» **Directions**: In the entries below, find every line holding the string "rocket" and collect it.

» **Input**:
------------------------------
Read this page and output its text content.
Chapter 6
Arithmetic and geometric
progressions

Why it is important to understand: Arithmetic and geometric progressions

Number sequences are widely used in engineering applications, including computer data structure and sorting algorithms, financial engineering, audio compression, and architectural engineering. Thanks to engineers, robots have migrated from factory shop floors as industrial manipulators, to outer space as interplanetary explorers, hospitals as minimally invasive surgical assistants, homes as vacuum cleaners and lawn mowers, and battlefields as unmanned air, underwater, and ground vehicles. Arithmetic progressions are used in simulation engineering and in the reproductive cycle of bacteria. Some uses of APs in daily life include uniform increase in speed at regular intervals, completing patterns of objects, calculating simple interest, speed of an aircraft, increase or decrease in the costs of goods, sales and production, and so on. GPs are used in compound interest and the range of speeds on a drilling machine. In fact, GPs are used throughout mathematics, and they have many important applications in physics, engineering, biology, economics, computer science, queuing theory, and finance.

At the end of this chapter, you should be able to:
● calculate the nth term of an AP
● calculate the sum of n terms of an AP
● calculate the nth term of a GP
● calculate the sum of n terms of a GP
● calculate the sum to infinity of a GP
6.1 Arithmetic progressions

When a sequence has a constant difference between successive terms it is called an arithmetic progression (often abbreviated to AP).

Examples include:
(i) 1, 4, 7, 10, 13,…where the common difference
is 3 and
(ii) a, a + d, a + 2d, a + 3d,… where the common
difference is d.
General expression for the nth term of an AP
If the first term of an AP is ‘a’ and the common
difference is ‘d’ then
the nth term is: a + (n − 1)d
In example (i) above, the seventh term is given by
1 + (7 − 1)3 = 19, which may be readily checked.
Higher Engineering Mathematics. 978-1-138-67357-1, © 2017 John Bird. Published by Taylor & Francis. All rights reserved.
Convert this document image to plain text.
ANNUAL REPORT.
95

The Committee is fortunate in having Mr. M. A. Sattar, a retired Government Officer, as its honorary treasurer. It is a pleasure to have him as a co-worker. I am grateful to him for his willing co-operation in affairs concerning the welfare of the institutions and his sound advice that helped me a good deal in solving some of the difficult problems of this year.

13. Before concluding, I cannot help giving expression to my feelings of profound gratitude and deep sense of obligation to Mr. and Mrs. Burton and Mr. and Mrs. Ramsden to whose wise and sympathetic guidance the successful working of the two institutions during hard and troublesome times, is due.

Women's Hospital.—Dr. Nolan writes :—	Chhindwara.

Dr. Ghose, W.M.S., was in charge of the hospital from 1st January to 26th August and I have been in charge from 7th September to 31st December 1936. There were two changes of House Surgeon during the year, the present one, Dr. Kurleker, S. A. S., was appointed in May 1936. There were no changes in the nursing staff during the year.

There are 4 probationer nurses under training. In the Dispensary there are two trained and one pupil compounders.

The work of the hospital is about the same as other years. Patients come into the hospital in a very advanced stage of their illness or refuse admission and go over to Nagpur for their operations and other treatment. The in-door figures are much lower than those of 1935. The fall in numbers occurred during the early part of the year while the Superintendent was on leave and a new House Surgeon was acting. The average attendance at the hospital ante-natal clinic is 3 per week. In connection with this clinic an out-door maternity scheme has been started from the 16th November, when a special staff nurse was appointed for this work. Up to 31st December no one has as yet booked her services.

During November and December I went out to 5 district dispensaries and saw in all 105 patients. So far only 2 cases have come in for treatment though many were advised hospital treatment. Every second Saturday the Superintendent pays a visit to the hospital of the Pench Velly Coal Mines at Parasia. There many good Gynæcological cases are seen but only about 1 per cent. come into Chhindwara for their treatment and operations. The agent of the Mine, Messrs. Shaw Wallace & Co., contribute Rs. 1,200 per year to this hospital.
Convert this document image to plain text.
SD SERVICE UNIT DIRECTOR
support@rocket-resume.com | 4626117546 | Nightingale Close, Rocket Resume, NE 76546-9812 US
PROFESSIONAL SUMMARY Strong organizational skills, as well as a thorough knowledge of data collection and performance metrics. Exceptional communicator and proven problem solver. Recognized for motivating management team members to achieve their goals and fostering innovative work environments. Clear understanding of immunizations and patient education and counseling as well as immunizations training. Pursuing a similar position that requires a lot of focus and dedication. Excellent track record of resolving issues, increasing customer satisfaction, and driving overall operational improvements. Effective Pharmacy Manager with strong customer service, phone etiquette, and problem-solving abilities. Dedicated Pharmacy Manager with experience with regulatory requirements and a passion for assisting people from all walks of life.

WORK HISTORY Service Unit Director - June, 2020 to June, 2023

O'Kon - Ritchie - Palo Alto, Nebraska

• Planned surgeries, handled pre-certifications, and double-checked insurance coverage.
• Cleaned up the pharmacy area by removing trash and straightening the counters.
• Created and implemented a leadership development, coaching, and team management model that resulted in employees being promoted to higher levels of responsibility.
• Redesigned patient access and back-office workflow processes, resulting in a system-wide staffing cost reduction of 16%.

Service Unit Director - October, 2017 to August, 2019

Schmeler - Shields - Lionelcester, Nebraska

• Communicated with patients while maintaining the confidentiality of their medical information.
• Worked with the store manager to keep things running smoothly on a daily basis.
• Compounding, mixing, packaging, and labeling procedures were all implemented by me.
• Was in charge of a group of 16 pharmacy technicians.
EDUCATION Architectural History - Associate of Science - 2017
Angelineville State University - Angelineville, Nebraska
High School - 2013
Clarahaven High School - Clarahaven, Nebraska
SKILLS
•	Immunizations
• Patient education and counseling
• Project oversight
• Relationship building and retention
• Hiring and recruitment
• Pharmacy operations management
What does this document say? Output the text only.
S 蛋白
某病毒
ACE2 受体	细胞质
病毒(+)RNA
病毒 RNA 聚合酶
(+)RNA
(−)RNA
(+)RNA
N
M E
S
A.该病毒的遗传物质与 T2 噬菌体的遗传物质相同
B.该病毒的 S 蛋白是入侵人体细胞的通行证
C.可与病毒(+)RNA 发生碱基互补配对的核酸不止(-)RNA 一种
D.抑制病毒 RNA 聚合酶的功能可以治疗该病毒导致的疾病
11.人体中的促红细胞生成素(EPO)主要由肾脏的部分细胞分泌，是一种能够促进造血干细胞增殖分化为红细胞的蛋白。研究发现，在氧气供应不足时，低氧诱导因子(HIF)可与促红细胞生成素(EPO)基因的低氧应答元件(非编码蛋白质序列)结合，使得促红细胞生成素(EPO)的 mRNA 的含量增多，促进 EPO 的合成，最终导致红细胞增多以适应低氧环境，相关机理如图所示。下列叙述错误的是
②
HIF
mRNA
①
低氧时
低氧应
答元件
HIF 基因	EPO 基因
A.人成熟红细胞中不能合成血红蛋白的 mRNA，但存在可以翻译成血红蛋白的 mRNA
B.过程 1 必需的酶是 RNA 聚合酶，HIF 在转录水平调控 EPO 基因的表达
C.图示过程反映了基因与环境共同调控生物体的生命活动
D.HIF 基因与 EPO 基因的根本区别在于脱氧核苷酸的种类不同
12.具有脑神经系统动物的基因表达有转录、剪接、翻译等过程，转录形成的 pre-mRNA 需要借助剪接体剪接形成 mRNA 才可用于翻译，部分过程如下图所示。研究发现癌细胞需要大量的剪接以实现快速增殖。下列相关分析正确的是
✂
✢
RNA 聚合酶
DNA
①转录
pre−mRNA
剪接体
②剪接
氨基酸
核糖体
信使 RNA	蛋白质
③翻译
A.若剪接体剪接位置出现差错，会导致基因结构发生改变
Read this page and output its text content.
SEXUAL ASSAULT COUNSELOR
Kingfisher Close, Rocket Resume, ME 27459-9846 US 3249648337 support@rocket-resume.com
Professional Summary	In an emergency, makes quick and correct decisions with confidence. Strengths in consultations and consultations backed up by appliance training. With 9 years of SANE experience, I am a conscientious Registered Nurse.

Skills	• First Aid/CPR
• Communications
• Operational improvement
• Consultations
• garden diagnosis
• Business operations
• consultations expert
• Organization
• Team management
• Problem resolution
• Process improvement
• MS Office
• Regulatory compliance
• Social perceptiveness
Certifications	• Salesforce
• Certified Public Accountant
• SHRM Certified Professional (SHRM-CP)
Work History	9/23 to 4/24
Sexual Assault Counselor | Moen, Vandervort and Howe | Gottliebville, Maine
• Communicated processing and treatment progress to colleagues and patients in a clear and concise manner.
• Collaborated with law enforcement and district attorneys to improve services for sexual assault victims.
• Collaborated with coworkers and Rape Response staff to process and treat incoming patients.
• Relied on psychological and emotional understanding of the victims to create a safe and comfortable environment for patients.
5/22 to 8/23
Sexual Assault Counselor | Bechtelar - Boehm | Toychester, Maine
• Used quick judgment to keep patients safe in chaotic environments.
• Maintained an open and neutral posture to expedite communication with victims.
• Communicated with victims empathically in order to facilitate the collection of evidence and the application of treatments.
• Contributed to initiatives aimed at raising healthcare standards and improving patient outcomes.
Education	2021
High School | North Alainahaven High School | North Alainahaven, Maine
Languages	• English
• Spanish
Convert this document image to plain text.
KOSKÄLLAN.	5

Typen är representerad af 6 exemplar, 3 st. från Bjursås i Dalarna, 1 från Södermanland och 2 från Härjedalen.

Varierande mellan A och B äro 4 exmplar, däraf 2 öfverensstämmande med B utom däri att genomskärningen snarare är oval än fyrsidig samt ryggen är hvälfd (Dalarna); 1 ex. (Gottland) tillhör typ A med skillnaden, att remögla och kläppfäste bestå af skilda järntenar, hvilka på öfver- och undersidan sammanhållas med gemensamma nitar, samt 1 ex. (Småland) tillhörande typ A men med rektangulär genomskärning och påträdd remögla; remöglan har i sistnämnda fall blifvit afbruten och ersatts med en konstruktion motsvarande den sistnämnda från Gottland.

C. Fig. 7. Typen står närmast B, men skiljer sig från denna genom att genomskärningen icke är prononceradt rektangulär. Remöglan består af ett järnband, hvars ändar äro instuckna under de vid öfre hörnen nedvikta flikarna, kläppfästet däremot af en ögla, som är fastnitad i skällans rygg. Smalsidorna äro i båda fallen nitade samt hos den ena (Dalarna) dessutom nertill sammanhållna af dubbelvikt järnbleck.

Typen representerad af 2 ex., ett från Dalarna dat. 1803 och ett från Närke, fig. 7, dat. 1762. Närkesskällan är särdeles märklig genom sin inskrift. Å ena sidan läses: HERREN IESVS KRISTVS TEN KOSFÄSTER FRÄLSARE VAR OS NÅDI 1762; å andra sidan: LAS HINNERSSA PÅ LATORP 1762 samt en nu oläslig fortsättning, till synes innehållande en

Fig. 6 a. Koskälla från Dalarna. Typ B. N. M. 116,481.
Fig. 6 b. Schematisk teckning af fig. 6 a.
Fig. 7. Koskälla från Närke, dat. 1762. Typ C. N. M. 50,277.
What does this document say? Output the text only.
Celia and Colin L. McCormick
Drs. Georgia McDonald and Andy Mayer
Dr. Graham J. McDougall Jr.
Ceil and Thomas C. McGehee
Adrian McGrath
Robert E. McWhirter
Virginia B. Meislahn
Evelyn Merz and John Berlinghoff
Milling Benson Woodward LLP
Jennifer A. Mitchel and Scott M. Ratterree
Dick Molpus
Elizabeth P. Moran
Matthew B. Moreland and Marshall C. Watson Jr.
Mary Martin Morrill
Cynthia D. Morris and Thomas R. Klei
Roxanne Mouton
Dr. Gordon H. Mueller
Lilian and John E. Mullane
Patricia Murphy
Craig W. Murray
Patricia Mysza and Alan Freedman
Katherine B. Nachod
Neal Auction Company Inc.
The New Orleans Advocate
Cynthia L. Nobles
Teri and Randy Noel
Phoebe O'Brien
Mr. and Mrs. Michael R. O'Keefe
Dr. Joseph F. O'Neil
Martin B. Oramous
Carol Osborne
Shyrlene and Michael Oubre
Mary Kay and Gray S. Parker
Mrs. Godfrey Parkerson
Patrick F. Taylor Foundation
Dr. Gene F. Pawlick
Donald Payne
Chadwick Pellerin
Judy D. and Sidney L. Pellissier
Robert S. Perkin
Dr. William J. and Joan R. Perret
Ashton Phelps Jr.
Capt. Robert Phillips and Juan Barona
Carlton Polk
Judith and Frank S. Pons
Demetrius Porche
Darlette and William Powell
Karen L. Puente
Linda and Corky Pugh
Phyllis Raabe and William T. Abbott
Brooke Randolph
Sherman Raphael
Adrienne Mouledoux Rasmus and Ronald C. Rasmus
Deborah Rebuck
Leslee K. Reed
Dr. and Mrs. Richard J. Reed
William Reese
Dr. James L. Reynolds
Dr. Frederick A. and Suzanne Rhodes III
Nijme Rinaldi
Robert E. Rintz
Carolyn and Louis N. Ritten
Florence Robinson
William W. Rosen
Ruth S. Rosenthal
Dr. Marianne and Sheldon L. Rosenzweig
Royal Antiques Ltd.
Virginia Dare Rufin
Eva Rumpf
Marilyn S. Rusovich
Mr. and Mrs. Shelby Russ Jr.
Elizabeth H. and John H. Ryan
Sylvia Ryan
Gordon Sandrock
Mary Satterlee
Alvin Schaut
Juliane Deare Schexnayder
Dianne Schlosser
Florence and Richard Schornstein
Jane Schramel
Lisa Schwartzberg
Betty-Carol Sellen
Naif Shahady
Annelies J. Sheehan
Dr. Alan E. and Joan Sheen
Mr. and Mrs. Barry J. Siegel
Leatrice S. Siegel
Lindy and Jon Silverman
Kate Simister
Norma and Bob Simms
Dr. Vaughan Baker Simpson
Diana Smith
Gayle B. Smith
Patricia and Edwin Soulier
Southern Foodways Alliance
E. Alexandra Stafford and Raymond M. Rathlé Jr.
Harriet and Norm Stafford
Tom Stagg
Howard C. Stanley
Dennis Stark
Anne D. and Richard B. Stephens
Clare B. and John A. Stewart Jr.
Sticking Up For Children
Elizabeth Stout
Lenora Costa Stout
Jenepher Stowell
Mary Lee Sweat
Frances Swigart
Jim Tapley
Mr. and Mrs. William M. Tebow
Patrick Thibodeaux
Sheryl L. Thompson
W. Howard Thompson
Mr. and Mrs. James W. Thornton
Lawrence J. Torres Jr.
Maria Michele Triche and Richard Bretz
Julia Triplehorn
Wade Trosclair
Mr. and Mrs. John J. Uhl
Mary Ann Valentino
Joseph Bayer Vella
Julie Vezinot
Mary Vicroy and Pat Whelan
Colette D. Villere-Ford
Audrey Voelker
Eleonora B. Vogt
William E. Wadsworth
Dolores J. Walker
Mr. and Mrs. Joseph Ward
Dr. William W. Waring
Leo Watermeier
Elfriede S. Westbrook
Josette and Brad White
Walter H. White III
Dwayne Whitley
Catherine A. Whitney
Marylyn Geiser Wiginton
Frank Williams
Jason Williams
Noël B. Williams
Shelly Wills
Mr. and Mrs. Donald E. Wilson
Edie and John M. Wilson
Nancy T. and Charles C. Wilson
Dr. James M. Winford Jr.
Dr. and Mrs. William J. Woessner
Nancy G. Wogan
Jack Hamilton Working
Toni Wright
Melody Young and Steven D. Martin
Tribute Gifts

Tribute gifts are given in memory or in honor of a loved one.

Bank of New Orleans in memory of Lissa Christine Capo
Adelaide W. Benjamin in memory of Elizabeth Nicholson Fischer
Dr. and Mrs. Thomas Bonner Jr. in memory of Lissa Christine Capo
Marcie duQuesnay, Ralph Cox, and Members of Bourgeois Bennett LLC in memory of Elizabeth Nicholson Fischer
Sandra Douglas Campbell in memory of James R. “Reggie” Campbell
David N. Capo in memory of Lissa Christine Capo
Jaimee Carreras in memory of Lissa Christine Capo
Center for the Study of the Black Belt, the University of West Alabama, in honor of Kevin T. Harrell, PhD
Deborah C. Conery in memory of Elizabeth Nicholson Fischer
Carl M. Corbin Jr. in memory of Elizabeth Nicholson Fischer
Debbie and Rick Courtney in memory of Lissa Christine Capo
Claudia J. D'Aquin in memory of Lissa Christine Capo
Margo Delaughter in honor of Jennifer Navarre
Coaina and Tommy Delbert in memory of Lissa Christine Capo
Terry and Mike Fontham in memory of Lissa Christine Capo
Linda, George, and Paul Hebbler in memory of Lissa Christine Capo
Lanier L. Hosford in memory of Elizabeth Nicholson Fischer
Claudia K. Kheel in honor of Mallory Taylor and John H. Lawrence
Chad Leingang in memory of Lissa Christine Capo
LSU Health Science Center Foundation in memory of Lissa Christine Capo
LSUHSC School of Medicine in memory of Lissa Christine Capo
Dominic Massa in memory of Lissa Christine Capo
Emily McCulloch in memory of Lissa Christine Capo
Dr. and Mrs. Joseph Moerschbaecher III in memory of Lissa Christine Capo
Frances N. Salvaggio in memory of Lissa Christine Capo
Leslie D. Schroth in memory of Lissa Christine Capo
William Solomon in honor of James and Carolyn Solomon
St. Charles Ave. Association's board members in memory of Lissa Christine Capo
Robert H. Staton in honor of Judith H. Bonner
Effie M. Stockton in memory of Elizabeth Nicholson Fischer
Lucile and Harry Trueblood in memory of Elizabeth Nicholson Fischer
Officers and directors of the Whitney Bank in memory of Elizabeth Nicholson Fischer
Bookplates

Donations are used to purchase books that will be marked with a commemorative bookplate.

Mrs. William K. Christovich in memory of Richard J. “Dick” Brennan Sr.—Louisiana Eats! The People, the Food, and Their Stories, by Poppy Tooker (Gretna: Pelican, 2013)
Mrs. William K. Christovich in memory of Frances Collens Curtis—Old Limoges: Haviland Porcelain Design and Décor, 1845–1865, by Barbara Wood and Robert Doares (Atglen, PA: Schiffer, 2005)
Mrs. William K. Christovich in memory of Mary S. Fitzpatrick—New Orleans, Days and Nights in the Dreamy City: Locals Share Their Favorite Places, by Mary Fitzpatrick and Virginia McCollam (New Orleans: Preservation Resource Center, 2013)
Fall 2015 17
------------------------------
» **Output for this task**:
support@rocket-resume.com | 4626117546 | Nightingale Close, Rocket Resume, NE 76546-9812 US
Kingfisher Close, Rocket Resume, ME 27459-9846 US 3249648337 support@rocket-resume.com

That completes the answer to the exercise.